One year later, "Lean Ethereum" sets off again: What answers does Ethereum want to deliver?

CN
1 hour ago
From organizational division of labor, underlying agreements to staking yield models, Ethereum is "subtracting" for the next decade.

Written by: imToken

In the past few years, most of Ethereum's upgrades can be explained with a relatively clear goal: scaling.

From Rollup, Blob, data availability, to continuously increasing Gas Limit, the discussions have all been about how to enable Ethereum to handle more transactions and lower costs. Thus, even if ordinary users do not understand every EIP, they can intuitively grasp that these upgrades are ultimately aimed at making the chain faster and cheaper.

However, recently, Ethereum has begun to frequently discuss some issues that are not so easily priced by the market. In particular, on July 4th, Vitalik Buterin summarized the core direction of Lean Ethereum based on the updated long-term roadmap for Ethereum, referring to it as Ethereum's "third major iteration" following The Merge.

At the same time, another study on 0x02 compounding validators also provided a supplementary clue from the perspective of staking yield, suggesting that for smaller stakers, the native compounding mechanism could bring about a relative increase of around 5% in consensus layer APR.

On the surface, these seem like different topics, but when put together, it becomes evident that Ethereum may be undergoing a deeper narrative reconstruction: it is starting to rethink how to support the operation of the next decade or even longer through a more decentralized organizational structure, more easily verifiable underlying protocols, and more sustainable yield models.

1. From "a foundation" to multiple responsible nodes

For a long time, the outside world was accustomed to equating the Ethereum Foundation (EF) with Ethereum itself.

Whether it was protocol upgrades, research directions, ecological funding, or external communication, many issues inevitably boiled down to one question: What is EF prepared to do?

However, it is well known that the Ethereum Foundation is not an ordinary company. It does not have shareholders in the traditional sense, does not aim for market share and quarterly profits, nor does it "actually own" the Ethereum network, which has always put EF in a state of intrinsic tension.

On one hand, Ethereum needs someone to invest long-term in protocol development, organizational upgrades, and public goods construction; on the other hand, if research, funding, talent, and decision-making become increasingly centralized within the foundation, then EF itself becomes the largest source of centralization risk for Ethereum.

──────────

■ WHAT YOU NEED TO DO
(A) Answer these from the Lean Ethereum article:
(i) According to the article, what single goal explains most of Ethereum's upgrades in the past few years?
(ii) On what date did Vitalik Buterin summarize the core direction of Lean Ethereum?
(iii) For smaller stakers, what relative increase in consensus layer APR could the native compounding mechanism bring?
(B) Please explain, in one to three sentences, why the Lean Ethereum article says the Ethereum Foundation could become the largest source of centralization risk for Ethereum.

■ DATA EXTRACT

──────────

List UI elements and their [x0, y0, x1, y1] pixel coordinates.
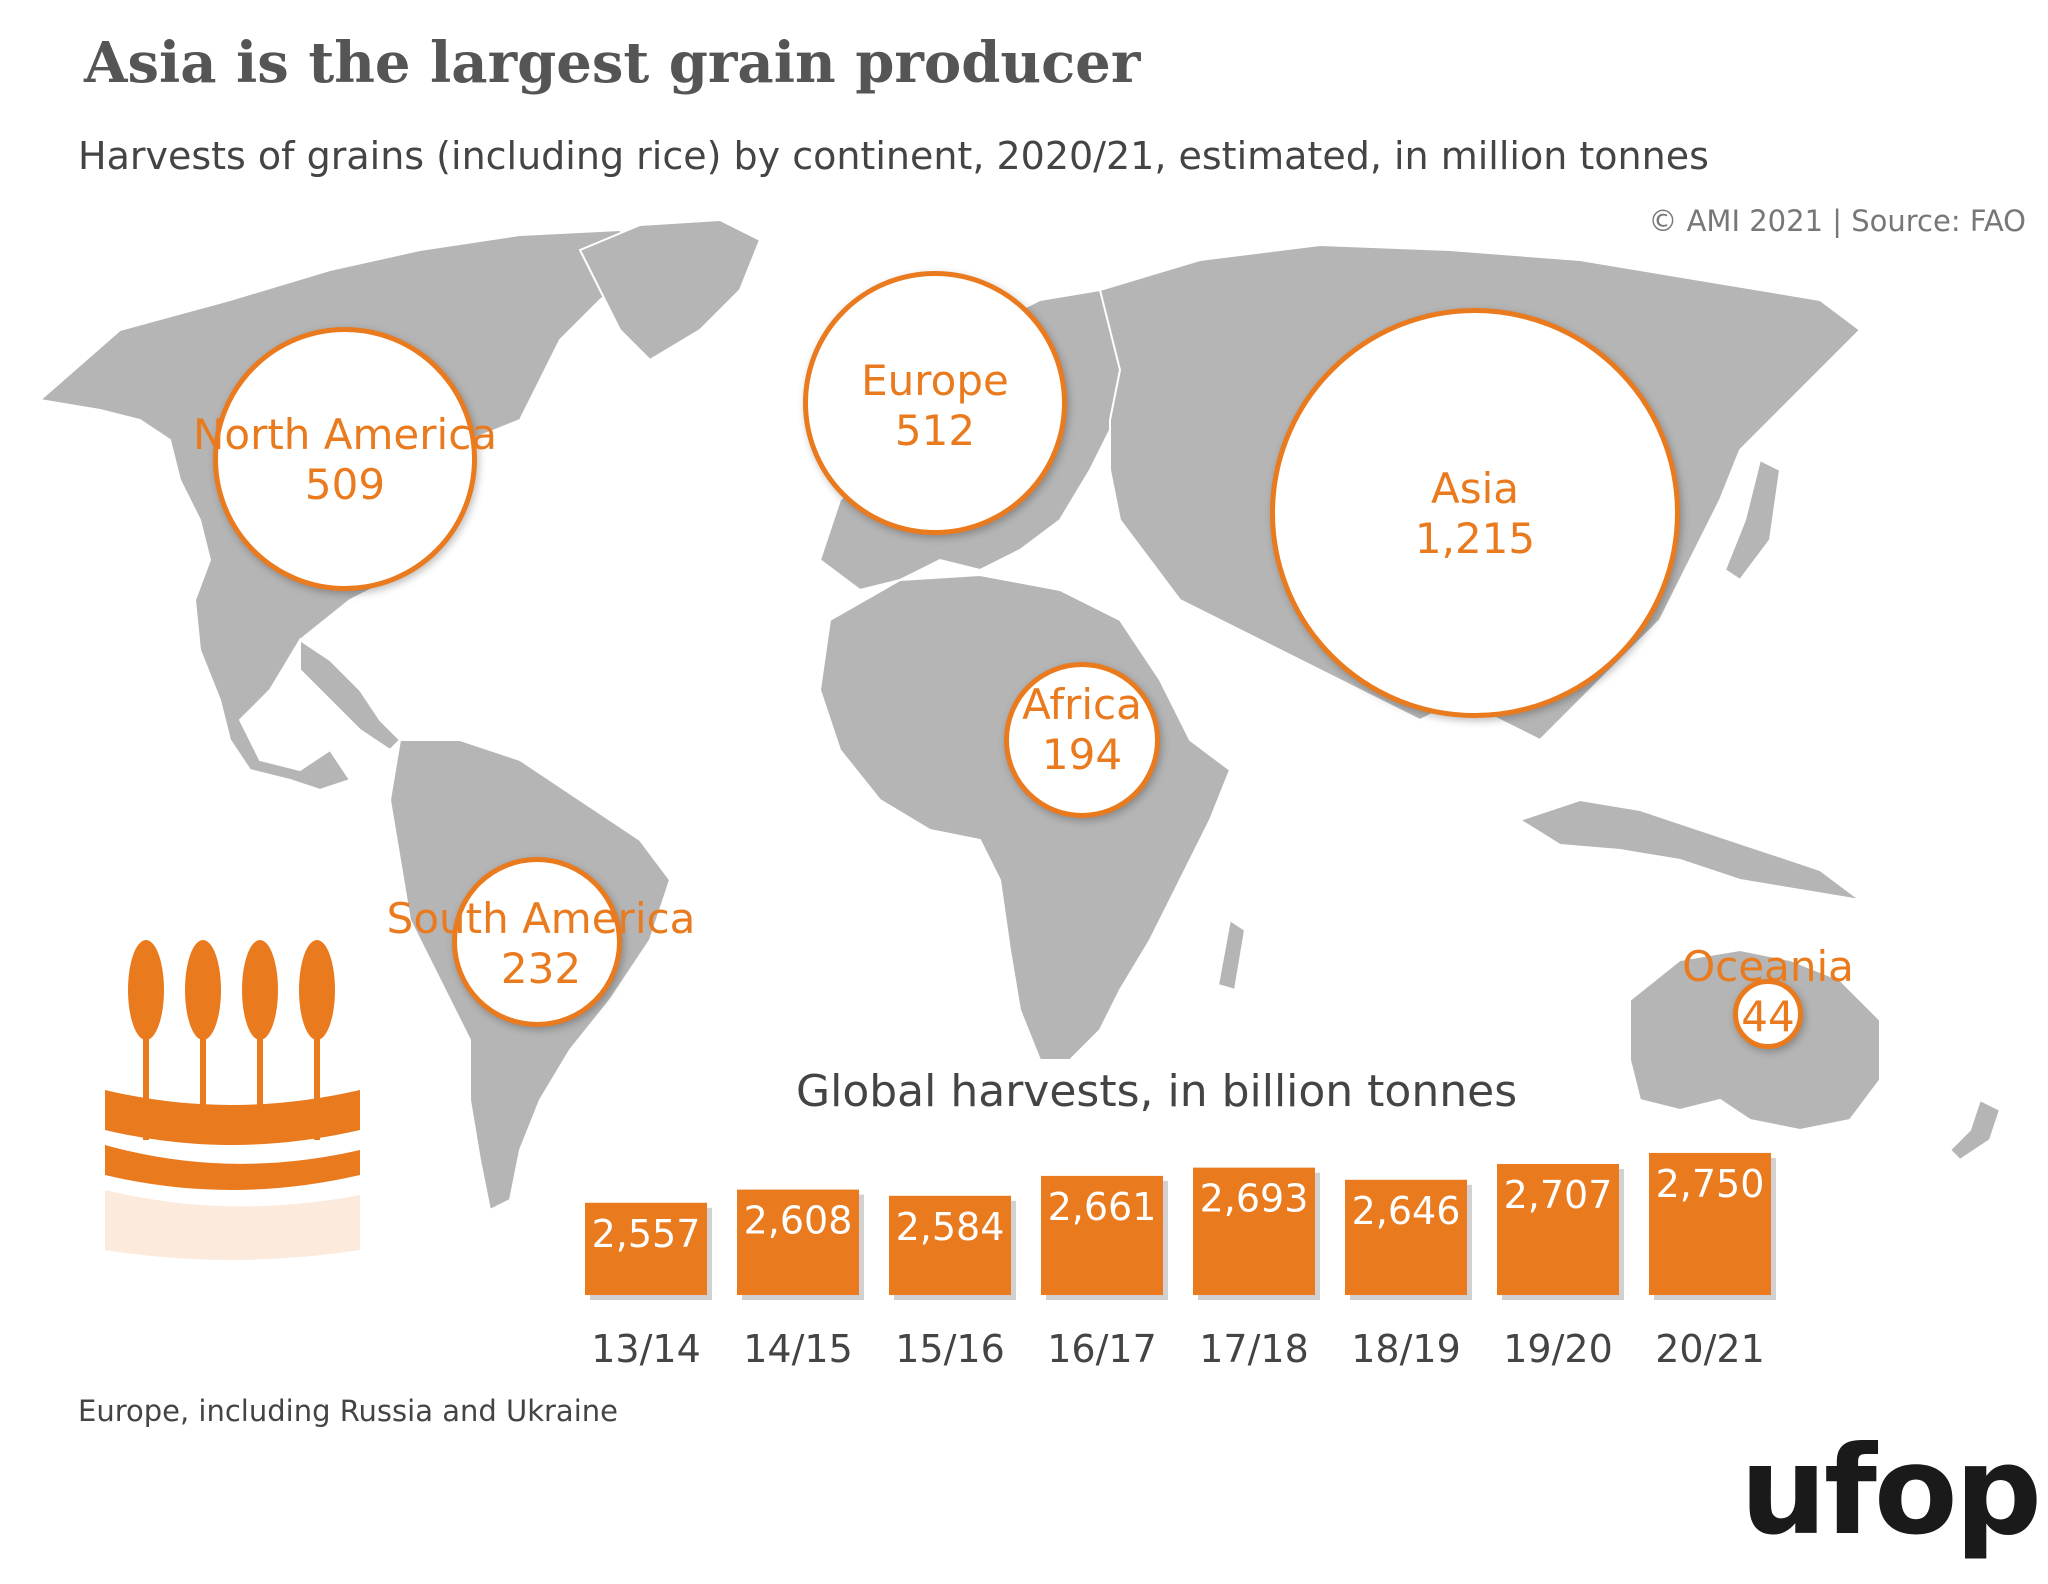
bar-value-label: 2,608: [744, 1199, 853, 1243]
region-name: Europe: [861, 356, 1009, 405]
japan-landmass: [1723, 458, 1782, 582]
bar-value-label: 2,557: [592, 1212, 701, 1256]
bar-value-label: 2,661: [1048, 1185, 1157, 1229]
label-europe: Europe 512: [861, 356, 1009, 456]
region-name: Oceania: [1682, 942, 1854, 991]
bubble-asia: [1270, 308, 1680, 718]
region-name: Asia: [1430, 464, 1520, 513]
label-oceania: Oceania 44: [1682, 942, 1854, 1042]
region-value: 44: [1741, 992, 1795, 1041]
wheat-base-upper: [105, 1090, 360, 1145]
bubble-europe: [803, 271, 1067, 535]
region-name: South America: [386, 894, 696, 943]
label-africa: Africa 194: [1022, 680, 1142, 780]
bar-value-label: 2,584: [896, 1205, 1005, 1249]
x-tick-label: 18/19: [1351, 1327, 1461, 1371]
bar-value-label: 2,693: [1200, 1177, 1309, 1221]
bar-20/21: [1649, 1152, 1771, 1295]
source-credit: © AMI 2021 | Source: FAO: [1648, 204, 2026, 238]
bar-17/18: [1193, 1167, 1315, 1295]
ufop-logo: ufop: [1740, 1420, 2042, 1562]
bubble-north-america: [213, 327, 477, 591]
label-south-america: South America 232: [387, 894, 696, 994]
madagascar-landmass: [1216, 918, 1247, 992]
footnote: Europe, including Russia and Ukraine: [78, 1394, 618, 1428]
x-tick-label: 20/21: [1655, 1327, 1765, 1371]
wheat-stalks: [143, 1010, 320, 1140]
bubble-oceania: [1733, 979, 1803, 1049]
region-value: 194: [1041, 730, 1123, 779]
x-tick-label: 13/14: [591, 1327, 701, 1371]
region-value: 1,215: [1414, 514, 1536, 563]
x-tick-label: 16/17: [1047, 1327, 1157, 1371]
x-tick-label: 15/16: [895, 1327, 1005, 1371]
bar-chart-title: Global harvests, in billion tonnes: [796, 1066, 1518, 1117]
greenland-landmass: [578, 218, 762, 362]
region-value: 512: [894, 406, 976, 455]
bar-13/14: [585, 1202, 707, 1295]
bar-19/20: [1497, 1164, 1619, 1295]
bar-value-label: 2,750: [1656, 1162, 1765, 1206]
label-north-america: North America 509: [193, 410, 497, 510]
wheat-ears: [128, 940, 335, 1040]
page-title: Asia is the largest grain producer: [84, 30, 1141, 96]
bar-14/15: [737, 1189, 859, 1295]
bubble-africa: [1004, 662, 1160, 818]
bar-value-label: 2,707: [1504, 1173, 1613, 1217]
bar-16/17: [1041, 1175, 1163, 1295]
region-value: 232: [500, 944, 582, 993]
central-america-landmass: [299, 638, 402, 752]
new-zealand-landmass: [1948, 1098, 2002, 1162]
bar-15/16: [889, 1195, 1011, 1295]
wheat-base-lower: [105, 1145, 360, 1190]
bar-18/19: [1345, 1179, 1467, 1295]
bar-value-label: 2,646: [1352, 1189, 1461, 1233]
x-tick-label: 17/18: [1199, 1327, 1309, 1371]
indonesia-landmass: [1517, 798, 1861, 901]
page-subtitle: Harvests of grains (including rice) by c…: [78, 134, 1709, 178]
label-asia: Asia 1,215: [1415, 464, 1535, 564]
wheat-icon: [105, 940, 360, 1260]
bubble-south-america: [452, 857, 622, 1027]
x-tick-label: 14/15: [743, 1327, 853, 1371]
region-name: North America: [192, 410, 498, 459]
wheat-reflection: [105, 1190, 360, 1260]
region-name: Africa: [1022, 680, 1142, 729]
x-tick-label: 19/20: [1503, 1327, 1613, 1371]
logo-text: ufop: [1740, 1420, 2042, 1562]
region-value: 509: [304, 460, 386, 509]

──────────

■ RESULTS
(A)
(i) Scaling.
(ii) July 4th.
(iii) Around 5%.

(B) Ethereum needs someone to invest long-term in protocol development, organizational upgrades, and public goods construction. If research, funding, talent, and decision-making become increasingly centralized within the foundation, the foundation itself becomes Ethereum's largest source of centralization risk.